EXERCÍCIO A –
Responda, com base no texto sobre transporte público:
(i) Qual é o prejuízo acumulado pelo setor ao longo dos 15 meses?
(ii) Quantas ações protestaram, até abril, pela falta de pagamento de salários e benefícios?
(iii) Com que porcentagem da demanda o setor opera hoje?
EXERCÍCIO B –
Transcreva do texto sobre transporte público o trecho entre "Metade da demanda" e "quebra das empresas?", inclusive.
EXERCÍCIO C –
Segundo a primeira frase do texto sobre transporte público, fala-se muito sobre algumas coisas que, sem o transporte público e de alta capacidade, não resolvem o problema da mobilidade. Liste todas elas.

TRECHO DO TEXTO –
Por Roberta Marchesi

Muito se fala sobre transporte ativo, transporte sob demanda, aplicativos, inovações, mas nada disso contribui para a solução do problema da mobilidade em nossas metrópoles se não estiver inserido, nesse contexto, o transporte público e de alta capacidade.

Esse sistema é a essência da mobilidade. É nele que a grande maioria dos deslocamentos diários acontece e é com base nele que todas as demais aplicações se conectam, formando uma verdadeira rede a serviço do cidadão.

Atualmente, o transporte público vivencia a maior crise de sua história. A queda abrupta no número de passageiros desde o início da pandemia aliada à necessidade de manutenção da oferta do serviço e ao aumento de despesa com novos procedimentos de higienização e sanitização fez com que grande número de empresas não conseguisse manter a prestação do serviço.

Ao longo desses 15 meses, o setor soma um prejuízo de mais de R$ 25 bilhões, cifra impressionante que está sendo impossível de ser suportada pelas empresas. Vinte e cinco também é o número de empresas que fecharam as portas, seguidas por diversas outras que suspenderam suas atividades ou sofreram intervenção na operação.

O número de demissões no setor já se aproxima de 80 mil trabalhadores e os movimentos grevistas deram um salto em todo o País. Até abril, 223 ações protestaram pela falta do pagamento de salários e benefícios, causados pela quebra do caixa das empresas como consequência do desequilíbrio imposto pela forte queda na demanda de passageiros e o atual modelo de remuneração ao qual o setor está exposto.

Metade da demanda

Já parou para pensar no que acontecerá com nossas metrópoles no futuro, quando o fluxo de passageiros for naturalmente retornando?

Diariamente, a mídia destaca situações de aglomeração no transporte público e, hoje, o setor opera com apenas 50% da sua demanda. O que imagina que acontecerá quando estivermos com 70% da demanda de volta às ruas e metade do sistema de transporte desmobilizado em função da quebra das empresas?

O mundo todo enfrenta a mesma pandemia e o transporte público passa pelo mesmo problema. A diferença é que, desde o início, diversos países adotaram medidas específicas ao transporte público, destinando recursos emergenciais para garantir a manutenção das operações. No Brasil, estamos na contramão. Não só não adotamos qualquer medida de proteção ao transporte público como também rechaçamos as iniciativas nesse sentido, como foi o caso do veto presidencial ao Projeto de Lei do socorro emergencial ao setor. Várias ações foram realizadas, com as mais diversas esferas governamentais, mas nenhuma medida específica conseguiu ser implantada.

Dados estruturados de análise da página:
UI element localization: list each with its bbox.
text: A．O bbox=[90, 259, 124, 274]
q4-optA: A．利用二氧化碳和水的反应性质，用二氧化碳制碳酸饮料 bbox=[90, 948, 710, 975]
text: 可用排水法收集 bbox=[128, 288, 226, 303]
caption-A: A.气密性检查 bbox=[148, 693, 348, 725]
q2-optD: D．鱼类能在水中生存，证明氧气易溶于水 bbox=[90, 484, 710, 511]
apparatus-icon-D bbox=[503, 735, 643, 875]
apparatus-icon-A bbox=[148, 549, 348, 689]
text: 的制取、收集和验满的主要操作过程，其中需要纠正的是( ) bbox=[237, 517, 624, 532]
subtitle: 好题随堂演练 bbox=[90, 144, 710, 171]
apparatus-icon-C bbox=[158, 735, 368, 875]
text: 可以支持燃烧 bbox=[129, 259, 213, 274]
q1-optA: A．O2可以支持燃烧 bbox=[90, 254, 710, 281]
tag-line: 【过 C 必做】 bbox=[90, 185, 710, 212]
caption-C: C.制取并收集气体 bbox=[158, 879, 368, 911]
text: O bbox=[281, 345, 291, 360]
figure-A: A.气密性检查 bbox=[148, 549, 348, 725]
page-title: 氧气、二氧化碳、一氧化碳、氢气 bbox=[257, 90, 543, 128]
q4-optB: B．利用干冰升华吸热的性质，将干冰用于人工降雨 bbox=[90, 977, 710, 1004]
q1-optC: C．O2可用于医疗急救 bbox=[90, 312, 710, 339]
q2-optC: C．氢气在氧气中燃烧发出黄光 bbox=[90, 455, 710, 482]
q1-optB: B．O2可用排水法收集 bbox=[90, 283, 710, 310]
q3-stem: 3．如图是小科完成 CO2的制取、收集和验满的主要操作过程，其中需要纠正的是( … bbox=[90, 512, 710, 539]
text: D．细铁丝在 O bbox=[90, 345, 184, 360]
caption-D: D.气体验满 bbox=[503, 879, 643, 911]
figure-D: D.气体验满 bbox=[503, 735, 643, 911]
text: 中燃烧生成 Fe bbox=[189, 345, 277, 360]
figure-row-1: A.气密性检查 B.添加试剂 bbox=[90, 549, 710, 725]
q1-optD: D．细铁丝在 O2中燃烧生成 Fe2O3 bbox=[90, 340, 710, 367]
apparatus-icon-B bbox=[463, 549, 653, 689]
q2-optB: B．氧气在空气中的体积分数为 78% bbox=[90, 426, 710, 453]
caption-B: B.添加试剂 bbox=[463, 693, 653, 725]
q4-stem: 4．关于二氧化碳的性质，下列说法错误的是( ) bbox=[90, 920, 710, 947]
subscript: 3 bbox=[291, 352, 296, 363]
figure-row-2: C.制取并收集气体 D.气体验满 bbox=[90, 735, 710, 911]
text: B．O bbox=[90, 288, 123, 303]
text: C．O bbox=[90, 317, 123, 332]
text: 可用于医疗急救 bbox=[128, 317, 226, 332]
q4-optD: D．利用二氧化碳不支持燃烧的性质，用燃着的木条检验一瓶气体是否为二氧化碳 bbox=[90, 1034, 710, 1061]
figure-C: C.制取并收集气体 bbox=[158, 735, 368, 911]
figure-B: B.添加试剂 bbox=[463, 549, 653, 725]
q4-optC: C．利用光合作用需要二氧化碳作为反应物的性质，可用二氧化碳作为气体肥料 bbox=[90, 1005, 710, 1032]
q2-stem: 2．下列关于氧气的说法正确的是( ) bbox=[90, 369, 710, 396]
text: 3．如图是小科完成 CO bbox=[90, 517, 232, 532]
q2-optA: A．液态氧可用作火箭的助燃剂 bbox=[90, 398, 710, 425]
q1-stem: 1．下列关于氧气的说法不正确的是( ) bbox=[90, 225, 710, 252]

SUA RESPOSTA A –
(i) Mais de R$ 25 bilhões.
(ii) 223 ações.
(iii) Com apenas 50% da demanda.

SUA RESPOSTA B –
Metade da demanda

Já parou para pensar no que acontecerá com nossas metrópoles no futuro, quando o fluxo de passageiros for naturalmente retornando?

Diariamente, a mídia destaca situações de aglomeração no transporte público e, hoje, o setor opera com apenas 50% da sua demanda. O que imagina que acontecerá quando estivermos com 70% da demanda de volta às ruas e metade do sistema de transporte desmobilizado em função da quebra das empresas?

SUA RESPOSTA C –
Transporte ativo; transporte sob demanda; aplicativos; inovações.